**Work required**
Each entry has to be copied exactly, with nothing missed.

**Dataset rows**
****************
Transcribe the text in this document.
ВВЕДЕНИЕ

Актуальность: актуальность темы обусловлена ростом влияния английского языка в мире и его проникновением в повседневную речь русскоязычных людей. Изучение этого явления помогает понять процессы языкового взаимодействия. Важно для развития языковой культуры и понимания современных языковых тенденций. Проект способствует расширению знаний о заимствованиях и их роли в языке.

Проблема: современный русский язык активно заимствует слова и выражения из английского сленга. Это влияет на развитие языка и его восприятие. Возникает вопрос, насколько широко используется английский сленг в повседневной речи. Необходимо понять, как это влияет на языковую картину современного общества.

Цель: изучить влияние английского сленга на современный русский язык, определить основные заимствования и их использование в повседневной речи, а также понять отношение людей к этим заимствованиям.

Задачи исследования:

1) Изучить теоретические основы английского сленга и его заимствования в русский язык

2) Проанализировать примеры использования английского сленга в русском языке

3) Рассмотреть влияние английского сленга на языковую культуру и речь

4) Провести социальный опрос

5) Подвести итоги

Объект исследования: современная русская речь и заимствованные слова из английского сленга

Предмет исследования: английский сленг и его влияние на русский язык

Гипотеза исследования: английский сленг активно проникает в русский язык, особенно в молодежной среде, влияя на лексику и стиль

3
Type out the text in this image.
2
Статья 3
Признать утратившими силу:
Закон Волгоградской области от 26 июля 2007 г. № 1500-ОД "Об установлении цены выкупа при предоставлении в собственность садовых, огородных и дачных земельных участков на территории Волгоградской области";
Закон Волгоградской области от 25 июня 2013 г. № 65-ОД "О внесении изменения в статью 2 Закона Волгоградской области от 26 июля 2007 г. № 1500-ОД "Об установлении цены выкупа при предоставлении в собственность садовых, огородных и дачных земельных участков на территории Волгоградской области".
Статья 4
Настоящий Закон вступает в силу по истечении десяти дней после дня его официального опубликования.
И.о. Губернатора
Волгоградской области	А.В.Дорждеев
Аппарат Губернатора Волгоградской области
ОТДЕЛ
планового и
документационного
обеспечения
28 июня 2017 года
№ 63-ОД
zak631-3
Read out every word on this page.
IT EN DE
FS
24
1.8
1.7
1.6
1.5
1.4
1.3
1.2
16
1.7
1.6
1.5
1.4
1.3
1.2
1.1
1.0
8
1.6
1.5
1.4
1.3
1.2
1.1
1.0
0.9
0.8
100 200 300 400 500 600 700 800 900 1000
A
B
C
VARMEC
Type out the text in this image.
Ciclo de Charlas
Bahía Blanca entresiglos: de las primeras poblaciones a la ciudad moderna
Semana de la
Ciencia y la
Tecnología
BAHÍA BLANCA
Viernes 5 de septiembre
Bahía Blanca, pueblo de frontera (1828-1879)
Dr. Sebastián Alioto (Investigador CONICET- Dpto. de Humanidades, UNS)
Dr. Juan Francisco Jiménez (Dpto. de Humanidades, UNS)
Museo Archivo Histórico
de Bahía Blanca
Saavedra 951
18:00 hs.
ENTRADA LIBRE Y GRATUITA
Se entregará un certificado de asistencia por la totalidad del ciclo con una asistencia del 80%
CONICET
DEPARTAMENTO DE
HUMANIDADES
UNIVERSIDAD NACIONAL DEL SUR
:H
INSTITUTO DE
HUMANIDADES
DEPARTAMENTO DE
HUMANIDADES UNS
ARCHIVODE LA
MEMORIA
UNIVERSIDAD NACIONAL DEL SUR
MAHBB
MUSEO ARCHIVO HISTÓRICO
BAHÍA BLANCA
****************
**Answer to the exercise**
Transcribe the text in this document.
ВВЕДЕНИЕ

Актуальность: актуальность темы обусловлена ростом влияния английского языка в мире и его проникновением в повседневную речь русскоязычных людей. Изучение этого явления помогает понять процессы языкового взаимодействия. Важно для развития языковой культуры и понимания современных языковых тенденций. Проект способствует расширению знаний о заимствованиях и их роли в языке.

Проблема: современный русский язык активно заимствует слова и выражения из английского сленга. Это влияет на развитие языка и его восприятие. Возникает вопрос, насколько широко используется английский сленг в повседневной речи. Необходимо понять, как это влияет на языковую картину современного общества.

Цель: изучить влияние английского сленга на современный русский язык, определить основные заимствования и их использование в повседневной речи, а также понять отношение людей к этим заимствованиям.

Задачи исследования:

1) Изучить теоретические основы английского сленга и его заимствования в русский язык

2) Проанализировать примеры использования английского сленга в русском языке

3) Рассмотреть влияние английского сленга на языковую культуру и речь

4) Провести социальный опрос

5) Подвести итоги

Объект исследования: современная русская речь и заимствованные слова из английского сленга

Предмет исследования: английский сленг и его влияние на русский язык

Гипотеза исследования: английский сленг активно проникает в русский язык, особенно в молодежной среде, влияя на лексику и стиль

3
Type out the text in this image.
2
Статья 3
Признать утратившими силу:
Закон Волгоградской области от 26 июля 2007 г. № 1500-ОД "Об установлении цены выкупа при предоставлении в собственность садовых, огородных и дачных земельных участков на территории Волгоградской области";
Закон Волгоградской области от 25 июня 2013 г. № 65-ОД "О внесении изменения в статью 2 Закона Волгоградской области от 26 июля 2007 г. № 1500-ОД "Об установлении цены выкупа при предоставлении в собственность садовых, огородных и дачных земельных участков на территории Волгоградской области".
Статья 4
Настоящий Закон вступает в силу по истечении десяти дней после дня его официального опубликования.
И.о. Губернатора
Волгоградской области	А.В.Дорждеев
Аппарат Губернатора Волгоградской области
ОТДЕЛ
планового и
документационного
обеспечения
28 июня 2017 года
№ 63-ОД
zak631-3
Read out every word on this page.
IT EN DE
FS
24
1.8
1.7
1.6
1.5
1.4
1.3
1.2
16
1.7
1.6
1.5
1.4
1.3
1.2
1.1
1.0
8
1.6
1.5
1.4
1.3
1.2
1.1
1.0
0.9
0.8
100 200 300 400 500 600 700 800 900 1000
A
B
C
VARMEC
Type out the text in this image.
Ciclo de Charlas
Bahía Blanca entresiglos: de las primeras poblaciones a la ciudad moderna
Semana de la
Ciencia y la
Tecnología
BAHÍA BLANCA
Viernes 5 de septiembre
Bahía Blanca, pueblo de frontera (1828-1879)
Dr. Sebastián Alioto (Investigador CONICET- Dpto. de Humanidades, UNS)
Dr. Juan Francisco Jiménez (Dpto. de Humanidades, UNS)
Museo Archivo Histórico
de Bahía Blanca
Saavedra 951
18:00 hs.
ENTRADA LIBRE Y GRATUITA
Se entregará un certificado de asistencia por la totalidad del ciclo con una asistencia del 80%
CONICET
DEPARTAMENTO DE
HUMANIDADES
UNIVERSIDAD NACIONAL DEL SUR
:H
INSTITUTO DE
HUMANIDADES
DEPARTAMENTO DE
HUMANIDADES UNS
ARCHIVODE LA
MEMORIA
UNIVERSIDAD NACIONAL DEL SUR
MAHBB
MUSEO ARCHIVO HISTÓRICO
BAHÍA BLANCA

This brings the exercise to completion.